Extracted material
--------
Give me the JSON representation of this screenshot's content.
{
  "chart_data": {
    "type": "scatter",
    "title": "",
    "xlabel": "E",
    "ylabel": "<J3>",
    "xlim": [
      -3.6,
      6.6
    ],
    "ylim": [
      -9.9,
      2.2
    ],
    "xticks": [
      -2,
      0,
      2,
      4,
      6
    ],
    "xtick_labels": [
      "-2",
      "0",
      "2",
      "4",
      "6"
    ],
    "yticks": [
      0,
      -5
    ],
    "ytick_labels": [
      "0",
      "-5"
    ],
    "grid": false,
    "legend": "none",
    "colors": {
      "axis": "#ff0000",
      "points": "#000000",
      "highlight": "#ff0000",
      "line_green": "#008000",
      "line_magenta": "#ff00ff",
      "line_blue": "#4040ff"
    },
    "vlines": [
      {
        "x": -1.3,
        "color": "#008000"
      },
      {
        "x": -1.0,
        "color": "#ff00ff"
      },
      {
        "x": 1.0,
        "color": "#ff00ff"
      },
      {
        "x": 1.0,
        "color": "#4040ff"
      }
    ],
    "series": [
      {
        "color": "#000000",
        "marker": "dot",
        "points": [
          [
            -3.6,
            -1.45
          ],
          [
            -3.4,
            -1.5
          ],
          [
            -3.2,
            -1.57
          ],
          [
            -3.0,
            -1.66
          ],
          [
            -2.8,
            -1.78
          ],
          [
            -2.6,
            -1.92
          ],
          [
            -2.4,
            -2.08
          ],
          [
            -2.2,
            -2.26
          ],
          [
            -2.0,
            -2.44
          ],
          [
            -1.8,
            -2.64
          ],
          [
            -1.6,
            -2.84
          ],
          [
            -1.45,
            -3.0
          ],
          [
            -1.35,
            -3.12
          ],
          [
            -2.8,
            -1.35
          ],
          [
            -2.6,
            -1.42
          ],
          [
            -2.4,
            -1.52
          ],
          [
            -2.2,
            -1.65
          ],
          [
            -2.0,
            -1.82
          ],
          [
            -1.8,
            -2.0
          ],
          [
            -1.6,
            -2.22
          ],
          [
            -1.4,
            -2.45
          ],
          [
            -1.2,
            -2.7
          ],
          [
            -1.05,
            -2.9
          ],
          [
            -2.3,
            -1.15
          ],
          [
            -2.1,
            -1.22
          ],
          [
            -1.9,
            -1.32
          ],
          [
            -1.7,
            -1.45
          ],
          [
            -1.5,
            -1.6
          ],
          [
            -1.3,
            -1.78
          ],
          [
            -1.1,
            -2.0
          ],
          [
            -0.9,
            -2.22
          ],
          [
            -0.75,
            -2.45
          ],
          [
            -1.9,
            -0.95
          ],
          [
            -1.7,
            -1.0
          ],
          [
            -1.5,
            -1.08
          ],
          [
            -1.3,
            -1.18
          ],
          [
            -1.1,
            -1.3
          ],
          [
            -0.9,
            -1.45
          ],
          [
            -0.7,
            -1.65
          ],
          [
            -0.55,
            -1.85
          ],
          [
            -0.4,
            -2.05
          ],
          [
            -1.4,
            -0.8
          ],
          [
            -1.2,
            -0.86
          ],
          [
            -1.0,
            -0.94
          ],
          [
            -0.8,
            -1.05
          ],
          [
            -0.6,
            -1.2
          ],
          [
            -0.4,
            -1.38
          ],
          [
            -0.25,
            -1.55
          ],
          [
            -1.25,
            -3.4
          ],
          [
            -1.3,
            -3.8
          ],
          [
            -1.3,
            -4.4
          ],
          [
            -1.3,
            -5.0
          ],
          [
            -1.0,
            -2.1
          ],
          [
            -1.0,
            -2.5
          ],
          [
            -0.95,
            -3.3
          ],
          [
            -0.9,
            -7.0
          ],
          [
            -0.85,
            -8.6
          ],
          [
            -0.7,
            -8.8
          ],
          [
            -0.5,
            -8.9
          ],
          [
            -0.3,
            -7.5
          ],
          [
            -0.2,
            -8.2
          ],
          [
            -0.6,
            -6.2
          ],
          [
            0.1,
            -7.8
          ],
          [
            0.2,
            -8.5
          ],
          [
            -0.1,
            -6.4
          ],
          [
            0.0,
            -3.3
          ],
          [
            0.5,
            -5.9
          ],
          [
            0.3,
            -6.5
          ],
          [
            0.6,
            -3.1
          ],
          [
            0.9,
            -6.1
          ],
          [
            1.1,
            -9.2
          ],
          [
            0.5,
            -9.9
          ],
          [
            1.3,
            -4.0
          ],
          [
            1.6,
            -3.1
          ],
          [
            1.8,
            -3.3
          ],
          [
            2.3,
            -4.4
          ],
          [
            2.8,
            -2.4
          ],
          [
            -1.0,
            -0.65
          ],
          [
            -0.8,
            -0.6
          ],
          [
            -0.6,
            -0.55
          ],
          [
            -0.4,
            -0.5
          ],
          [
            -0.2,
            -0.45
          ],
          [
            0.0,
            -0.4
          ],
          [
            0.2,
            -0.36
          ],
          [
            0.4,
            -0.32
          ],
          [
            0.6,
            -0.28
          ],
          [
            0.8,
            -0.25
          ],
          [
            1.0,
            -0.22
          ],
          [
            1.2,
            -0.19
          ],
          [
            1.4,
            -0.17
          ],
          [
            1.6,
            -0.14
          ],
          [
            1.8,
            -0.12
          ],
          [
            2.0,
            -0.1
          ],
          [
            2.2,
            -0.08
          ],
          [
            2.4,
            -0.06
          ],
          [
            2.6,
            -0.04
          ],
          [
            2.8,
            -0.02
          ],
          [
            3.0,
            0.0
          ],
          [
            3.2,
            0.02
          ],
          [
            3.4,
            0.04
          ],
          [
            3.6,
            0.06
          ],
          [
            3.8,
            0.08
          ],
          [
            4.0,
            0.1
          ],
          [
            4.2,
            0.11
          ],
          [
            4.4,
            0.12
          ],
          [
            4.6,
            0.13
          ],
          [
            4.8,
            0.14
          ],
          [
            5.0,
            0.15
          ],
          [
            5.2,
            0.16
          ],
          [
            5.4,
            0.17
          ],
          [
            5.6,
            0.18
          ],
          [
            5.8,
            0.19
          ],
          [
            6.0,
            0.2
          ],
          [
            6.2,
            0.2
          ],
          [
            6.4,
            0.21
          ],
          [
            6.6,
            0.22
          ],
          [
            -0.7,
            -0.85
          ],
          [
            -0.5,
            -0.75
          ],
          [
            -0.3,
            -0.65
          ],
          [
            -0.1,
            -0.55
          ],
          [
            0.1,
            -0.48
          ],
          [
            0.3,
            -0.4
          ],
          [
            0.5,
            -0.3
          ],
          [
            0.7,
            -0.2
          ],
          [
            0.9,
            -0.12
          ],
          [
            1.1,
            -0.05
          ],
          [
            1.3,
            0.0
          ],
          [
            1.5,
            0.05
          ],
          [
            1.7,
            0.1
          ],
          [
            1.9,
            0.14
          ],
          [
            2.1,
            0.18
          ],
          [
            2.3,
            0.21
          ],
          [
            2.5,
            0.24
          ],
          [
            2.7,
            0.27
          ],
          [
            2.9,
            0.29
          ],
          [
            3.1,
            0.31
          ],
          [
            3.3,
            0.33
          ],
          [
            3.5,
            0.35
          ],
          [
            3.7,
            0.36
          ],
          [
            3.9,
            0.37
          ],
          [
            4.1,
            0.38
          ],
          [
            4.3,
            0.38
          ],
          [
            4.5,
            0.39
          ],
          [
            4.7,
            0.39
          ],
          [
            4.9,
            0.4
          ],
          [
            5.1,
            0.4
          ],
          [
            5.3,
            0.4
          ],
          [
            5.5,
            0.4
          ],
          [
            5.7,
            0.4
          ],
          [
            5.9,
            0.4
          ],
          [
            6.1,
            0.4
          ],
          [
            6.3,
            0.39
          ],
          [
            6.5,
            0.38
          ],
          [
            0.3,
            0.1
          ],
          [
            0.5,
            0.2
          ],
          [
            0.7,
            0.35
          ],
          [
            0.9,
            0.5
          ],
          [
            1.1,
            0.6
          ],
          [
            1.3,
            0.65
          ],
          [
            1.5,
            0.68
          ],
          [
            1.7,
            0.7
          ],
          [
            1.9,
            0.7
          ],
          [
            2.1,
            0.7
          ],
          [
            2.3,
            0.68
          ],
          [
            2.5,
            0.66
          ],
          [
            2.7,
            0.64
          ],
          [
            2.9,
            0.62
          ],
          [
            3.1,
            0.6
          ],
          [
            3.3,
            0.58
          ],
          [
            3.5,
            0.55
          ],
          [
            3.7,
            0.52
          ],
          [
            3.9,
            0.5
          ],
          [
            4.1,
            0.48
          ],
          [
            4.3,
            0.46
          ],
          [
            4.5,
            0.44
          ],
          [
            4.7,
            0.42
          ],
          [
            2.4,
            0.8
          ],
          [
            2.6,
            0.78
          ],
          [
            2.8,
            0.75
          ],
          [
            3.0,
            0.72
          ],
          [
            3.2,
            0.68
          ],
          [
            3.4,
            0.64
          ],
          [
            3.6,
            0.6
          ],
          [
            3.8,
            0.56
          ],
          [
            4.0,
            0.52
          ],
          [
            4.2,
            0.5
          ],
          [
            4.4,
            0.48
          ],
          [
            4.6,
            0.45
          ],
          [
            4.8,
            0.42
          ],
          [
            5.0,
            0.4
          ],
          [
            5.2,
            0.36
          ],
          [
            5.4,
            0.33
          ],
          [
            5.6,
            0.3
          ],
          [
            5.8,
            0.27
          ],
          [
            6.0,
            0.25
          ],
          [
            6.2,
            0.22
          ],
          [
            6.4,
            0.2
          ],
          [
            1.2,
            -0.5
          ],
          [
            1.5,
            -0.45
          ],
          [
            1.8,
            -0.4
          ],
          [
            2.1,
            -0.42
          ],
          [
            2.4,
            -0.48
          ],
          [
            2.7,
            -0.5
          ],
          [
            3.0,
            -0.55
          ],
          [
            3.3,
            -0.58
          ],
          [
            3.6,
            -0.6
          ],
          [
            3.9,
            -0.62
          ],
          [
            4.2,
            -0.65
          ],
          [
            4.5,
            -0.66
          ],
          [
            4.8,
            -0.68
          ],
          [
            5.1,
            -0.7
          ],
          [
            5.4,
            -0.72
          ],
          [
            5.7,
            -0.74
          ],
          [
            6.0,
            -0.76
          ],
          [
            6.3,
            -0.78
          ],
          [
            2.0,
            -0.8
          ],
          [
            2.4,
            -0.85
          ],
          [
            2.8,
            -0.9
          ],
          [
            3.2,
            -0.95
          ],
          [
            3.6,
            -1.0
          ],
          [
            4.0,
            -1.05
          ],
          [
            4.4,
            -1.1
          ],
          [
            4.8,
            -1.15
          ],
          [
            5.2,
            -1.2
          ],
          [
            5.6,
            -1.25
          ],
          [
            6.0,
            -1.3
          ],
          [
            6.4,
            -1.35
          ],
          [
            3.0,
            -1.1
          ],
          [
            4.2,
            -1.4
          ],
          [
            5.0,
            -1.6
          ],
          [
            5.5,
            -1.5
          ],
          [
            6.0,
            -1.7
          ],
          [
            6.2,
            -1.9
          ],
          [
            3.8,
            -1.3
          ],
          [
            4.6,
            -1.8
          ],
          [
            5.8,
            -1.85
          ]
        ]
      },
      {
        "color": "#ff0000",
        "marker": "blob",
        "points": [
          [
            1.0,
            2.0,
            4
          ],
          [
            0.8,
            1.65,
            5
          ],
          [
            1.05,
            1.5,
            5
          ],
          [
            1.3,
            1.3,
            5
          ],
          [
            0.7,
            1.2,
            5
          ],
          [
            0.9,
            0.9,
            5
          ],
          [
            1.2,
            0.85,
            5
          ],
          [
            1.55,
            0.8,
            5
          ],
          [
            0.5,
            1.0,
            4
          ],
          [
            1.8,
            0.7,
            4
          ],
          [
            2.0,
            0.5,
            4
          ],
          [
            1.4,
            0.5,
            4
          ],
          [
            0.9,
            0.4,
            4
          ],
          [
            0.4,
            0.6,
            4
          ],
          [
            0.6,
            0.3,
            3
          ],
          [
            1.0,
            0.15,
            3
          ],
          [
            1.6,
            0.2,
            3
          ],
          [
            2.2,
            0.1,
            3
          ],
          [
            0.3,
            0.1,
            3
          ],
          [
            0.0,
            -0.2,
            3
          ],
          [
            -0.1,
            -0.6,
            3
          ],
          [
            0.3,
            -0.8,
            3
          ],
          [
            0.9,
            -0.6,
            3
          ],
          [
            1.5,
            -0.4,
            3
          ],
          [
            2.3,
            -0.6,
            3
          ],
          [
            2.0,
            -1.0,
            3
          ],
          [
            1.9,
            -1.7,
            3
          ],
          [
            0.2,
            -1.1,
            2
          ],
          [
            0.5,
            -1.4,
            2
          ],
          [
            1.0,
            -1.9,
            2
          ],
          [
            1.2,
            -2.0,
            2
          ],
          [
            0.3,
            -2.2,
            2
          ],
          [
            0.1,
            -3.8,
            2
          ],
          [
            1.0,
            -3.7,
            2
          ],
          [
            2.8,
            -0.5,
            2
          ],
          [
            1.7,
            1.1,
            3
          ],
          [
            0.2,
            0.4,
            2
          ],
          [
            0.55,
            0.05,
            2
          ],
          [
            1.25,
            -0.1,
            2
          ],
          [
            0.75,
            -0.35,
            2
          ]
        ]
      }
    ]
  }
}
--------
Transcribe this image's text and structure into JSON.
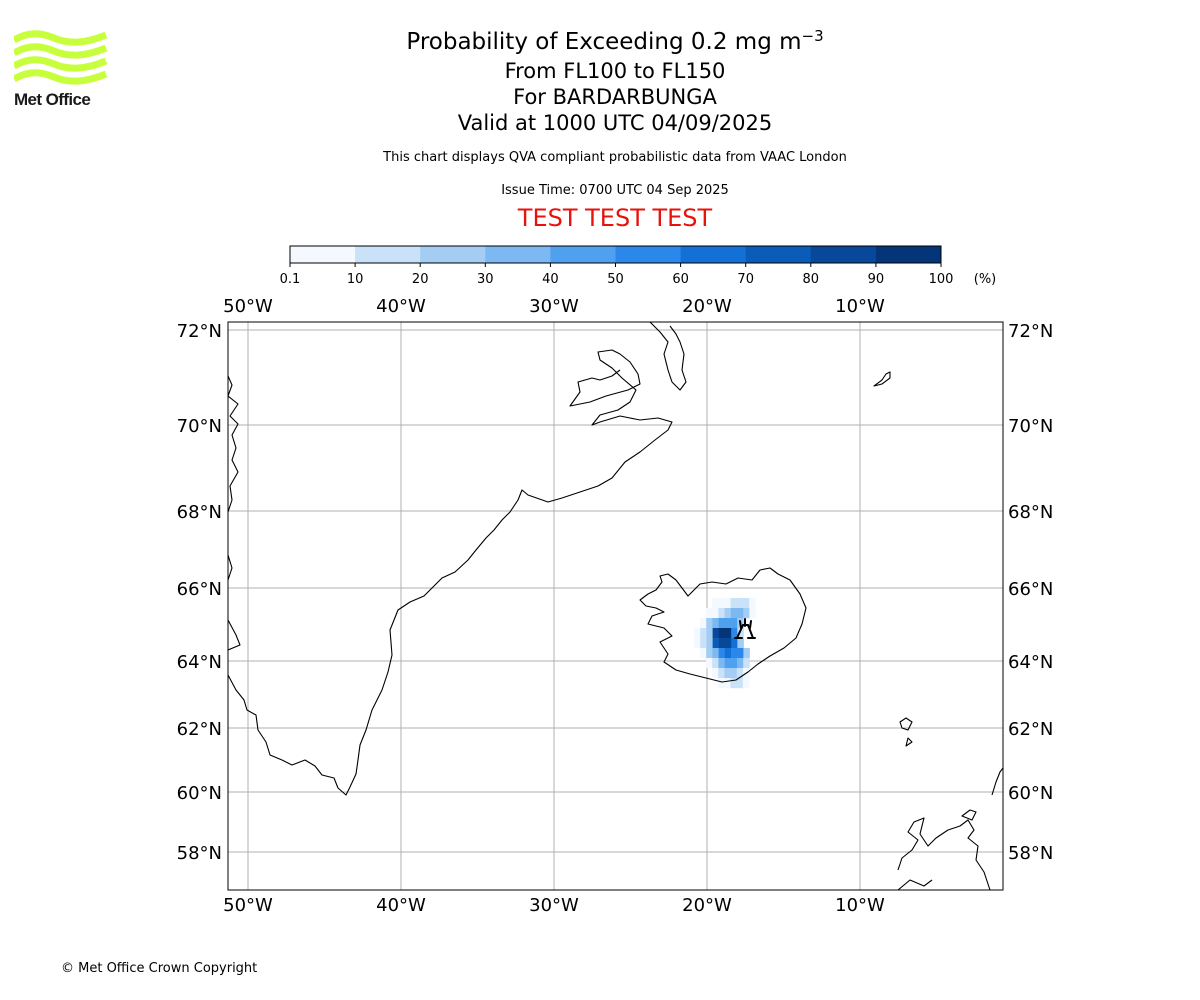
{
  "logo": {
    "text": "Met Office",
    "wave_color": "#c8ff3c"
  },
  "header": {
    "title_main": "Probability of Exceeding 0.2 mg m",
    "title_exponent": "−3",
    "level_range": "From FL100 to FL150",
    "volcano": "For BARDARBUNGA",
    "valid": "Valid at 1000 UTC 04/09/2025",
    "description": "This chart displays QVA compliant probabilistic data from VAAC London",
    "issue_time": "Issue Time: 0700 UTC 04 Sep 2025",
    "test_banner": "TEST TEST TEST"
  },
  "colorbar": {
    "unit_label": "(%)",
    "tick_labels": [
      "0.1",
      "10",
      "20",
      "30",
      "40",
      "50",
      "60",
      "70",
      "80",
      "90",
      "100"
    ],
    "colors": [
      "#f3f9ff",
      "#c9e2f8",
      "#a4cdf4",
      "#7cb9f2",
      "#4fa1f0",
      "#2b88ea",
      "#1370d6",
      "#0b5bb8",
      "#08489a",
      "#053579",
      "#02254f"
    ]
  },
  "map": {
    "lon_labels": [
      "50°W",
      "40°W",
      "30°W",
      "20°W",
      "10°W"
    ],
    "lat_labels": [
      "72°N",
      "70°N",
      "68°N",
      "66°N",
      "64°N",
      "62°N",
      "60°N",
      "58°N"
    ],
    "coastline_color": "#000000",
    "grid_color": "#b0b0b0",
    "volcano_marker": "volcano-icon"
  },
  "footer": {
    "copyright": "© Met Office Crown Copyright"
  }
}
--------
Search the lines above for the string "JSON", then show every one that has it.

The solution
Give me the JSON representation of this screenshot's content.
Transcribe this image's text and structure into JSON.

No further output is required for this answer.